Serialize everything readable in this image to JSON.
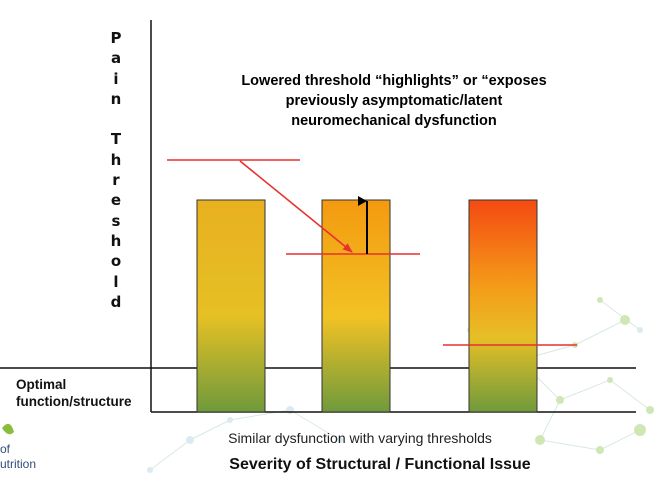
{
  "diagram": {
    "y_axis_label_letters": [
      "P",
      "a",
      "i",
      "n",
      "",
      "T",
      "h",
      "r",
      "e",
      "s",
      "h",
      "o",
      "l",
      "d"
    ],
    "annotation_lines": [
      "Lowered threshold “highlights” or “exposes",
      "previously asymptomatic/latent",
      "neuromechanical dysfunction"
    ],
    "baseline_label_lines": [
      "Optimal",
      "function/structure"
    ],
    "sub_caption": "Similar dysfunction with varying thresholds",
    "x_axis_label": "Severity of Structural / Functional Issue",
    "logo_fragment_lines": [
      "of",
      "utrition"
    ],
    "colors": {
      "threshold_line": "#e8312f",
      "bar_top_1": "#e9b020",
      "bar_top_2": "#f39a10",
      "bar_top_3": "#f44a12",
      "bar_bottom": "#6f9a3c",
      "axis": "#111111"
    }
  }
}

• • • • • • •

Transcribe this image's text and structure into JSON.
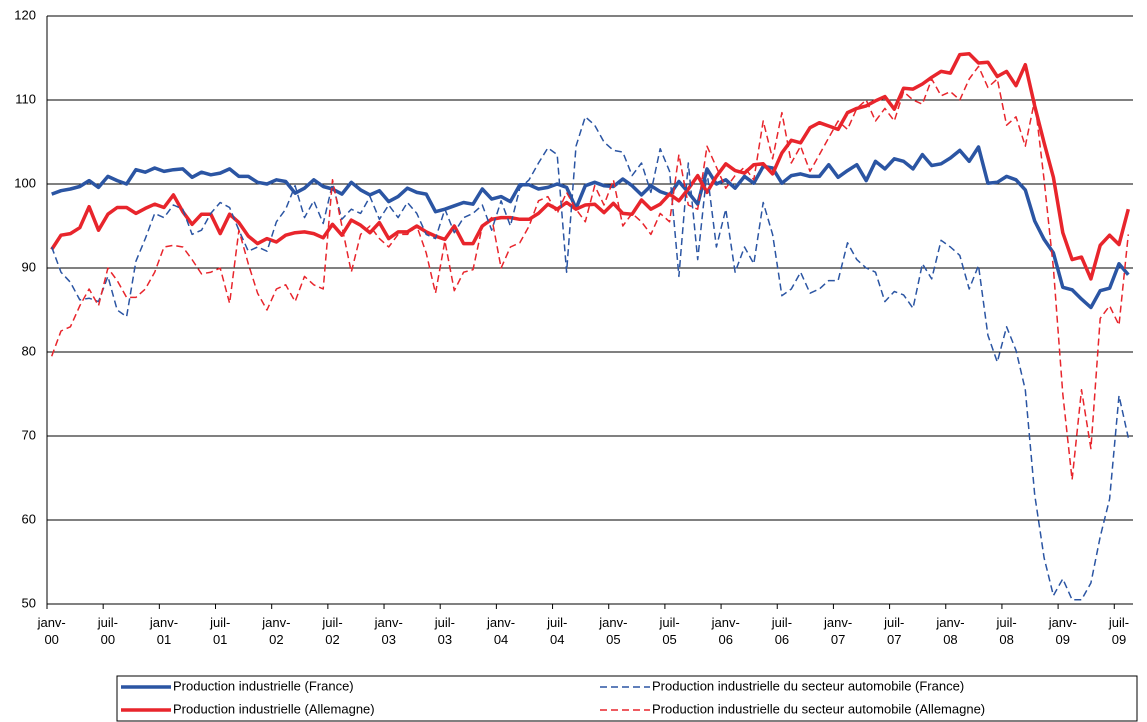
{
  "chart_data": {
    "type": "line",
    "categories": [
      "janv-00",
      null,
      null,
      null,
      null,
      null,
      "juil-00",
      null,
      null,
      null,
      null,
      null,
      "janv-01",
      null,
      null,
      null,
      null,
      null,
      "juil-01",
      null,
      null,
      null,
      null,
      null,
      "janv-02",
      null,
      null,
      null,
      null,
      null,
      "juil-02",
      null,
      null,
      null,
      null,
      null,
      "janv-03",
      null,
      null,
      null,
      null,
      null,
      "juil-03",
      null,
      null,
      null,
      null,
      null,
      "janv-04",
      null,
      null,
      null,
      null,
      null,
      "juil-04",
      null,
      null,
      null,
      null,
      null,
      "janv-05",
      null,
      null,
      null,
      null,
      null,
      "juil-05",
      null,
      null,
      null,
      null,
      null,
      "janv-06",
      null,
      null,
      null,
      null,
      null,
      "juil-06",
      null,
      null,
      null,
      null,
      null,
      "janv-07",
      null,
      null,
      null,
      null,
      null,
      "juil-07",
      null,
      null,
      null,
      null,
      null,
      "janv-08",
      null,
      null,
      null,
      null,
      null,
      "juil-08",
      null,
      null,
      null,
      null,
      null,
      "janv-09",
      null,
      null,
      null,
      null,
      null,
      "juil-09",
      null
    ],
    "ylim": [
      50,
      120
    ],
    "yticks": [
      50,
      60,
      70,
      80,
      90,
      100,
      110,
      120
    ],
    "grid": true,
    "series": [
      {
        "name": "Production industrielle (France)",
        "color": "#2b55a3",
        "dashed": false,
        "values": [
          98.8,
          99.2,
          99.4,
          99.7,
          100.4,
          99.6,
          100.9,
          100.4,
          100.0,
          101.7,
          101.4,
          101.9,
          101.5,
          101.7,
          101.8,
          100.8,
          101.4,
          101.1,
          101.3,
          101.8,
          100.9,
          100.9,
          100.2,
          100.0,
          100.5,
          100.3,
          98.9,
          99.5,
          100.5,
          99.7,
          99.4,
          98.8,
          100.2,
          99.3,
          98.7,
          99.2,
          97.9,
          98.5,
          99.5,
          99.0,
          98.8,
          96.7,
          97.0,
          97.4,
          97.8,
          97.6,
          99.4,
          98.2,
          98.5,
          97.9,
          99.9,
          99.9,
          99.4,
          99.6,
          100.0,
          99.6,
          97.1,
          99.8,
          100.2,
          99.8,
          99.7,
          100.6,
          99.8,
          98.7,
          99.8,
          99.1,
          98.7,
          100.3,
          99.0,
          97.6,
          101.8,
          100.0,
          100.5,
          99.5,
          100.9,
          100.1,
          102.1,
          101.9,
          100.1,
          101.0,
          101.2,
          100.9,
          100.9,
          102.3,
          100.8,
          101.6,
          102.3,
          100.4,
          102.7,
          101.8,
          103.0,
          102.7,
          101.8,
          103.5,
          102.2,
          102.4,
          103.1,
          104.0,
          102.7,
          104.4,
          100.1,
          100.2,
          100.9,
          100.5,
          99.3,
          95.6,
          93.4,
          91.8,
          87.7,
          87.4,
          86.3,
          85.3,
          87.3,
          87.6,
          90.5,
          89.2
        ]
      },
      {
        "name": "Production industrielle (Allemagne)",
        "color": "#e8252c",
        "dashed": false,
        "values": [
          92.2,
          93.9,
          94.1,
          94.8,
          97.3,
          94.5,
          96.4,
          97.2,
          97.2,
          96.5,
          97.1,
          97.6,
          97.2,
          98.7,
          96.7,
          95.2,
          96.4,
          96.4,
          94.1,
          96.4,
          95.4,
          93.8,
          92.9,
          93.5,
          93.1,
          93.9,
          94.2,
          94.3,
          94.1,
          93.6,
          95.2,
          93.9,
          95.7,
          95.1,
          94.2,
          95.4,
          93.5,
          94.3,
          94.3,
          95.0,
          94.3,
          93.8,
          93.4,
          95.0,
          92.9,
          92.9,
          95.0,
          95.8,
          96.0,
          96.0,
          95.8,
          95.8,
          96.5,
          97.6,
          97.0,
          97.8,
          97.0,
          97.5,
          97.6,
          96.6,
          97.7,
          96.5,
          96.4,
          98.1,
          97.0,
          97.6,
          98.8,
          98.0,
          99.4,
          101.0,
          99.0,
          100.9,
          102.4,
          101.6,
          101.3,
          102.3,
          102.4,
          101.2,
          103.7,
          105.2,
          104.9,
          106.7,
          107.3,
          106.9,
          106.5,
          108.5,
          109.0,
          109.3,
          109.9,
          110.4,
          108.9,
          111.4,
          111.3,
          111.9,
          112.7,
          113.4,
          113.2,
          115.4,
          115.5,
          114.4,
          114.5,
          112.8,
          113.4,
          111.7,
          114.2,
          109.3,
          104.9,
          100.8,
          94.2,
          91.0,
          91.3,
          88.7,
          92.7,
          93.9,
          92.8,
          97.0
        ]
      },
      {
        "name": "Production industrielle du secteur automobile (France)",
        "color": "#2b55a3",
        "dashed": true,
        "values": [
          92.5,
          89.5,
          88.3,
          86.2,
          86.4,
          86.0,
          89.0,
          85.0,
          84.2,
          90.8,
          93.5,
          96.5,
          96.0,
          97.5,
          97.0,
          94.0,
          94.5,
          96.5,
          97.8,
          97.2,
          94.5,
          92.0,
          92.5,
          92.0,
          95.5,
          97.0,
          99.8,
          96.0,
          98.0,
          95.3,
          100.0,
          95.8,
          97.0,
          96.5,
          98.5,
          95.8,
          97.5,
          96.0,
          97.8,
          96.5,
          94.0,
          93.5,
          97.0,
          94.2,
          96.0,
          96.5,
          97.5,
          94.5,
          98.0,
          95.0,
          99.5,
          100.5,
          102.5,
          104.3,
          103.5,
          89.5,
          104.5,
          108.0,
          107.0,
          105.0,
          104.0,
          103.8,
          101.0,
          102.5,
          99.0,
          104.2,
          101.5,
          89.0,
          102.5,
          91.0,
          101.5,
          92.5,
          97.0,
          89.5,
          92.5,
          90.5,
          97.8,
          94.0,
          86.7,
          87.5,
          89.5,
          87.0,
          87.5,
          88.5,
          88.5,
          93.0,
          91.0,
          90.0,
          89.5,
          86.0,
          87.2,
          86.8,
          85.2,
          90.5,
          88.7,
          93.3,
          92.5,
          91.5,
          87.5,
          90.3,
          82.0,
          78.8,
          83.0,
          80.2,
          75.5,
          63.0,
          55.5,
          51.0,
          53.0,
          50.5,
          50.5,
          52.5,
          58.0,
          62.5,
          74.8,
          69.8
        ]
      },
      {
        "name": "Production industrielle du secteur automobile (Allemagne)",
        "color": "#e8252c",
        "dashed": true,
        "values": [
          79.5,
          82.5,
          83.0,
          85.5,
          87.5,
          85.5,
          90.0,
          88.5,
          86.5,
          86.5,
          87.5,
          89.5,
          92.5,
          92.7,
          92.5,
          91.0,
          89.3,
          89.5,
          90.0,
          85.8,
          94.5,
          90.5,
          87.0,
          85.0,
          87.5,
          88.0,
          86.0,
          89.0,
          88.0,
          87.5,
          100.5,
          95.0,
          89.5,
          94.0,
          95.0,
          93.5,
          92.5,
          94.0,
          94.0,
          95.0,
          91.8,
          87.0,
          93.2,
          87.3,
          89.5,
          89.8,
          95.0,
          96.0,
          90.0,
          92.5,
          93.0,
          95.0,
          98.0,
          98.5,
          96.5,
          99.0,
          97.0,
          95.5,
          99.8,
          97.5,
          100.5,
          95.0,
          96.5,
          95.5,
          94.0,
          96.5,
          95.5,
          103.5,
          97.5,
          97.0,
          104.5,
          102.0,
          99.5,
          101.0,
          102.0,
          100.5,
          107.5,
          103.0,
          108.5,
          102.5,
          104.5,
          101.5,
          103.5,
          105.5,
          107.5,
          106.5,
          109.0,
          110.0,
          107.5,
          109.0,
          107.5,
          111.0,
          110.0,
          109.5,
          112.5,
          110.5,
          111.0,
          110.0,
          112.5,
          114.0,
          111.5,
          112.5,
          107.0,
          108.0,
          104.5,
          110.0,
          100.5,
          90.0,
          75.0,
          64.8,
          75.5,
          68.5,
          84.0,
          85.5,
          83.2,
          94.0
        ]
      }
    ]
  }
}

• • • • • • •

Problem - Identify the lines of the data that contain the word "industrielle". Copy each of them.

Expected answer -
        "name": "Production industrielle (France)",
        "name": "Production industrielle (Allemagne)",
        "name": "Production industrielle du secteur automobile (France)",
        "name": "Production industrielle du secteur automobile (Allemagne)",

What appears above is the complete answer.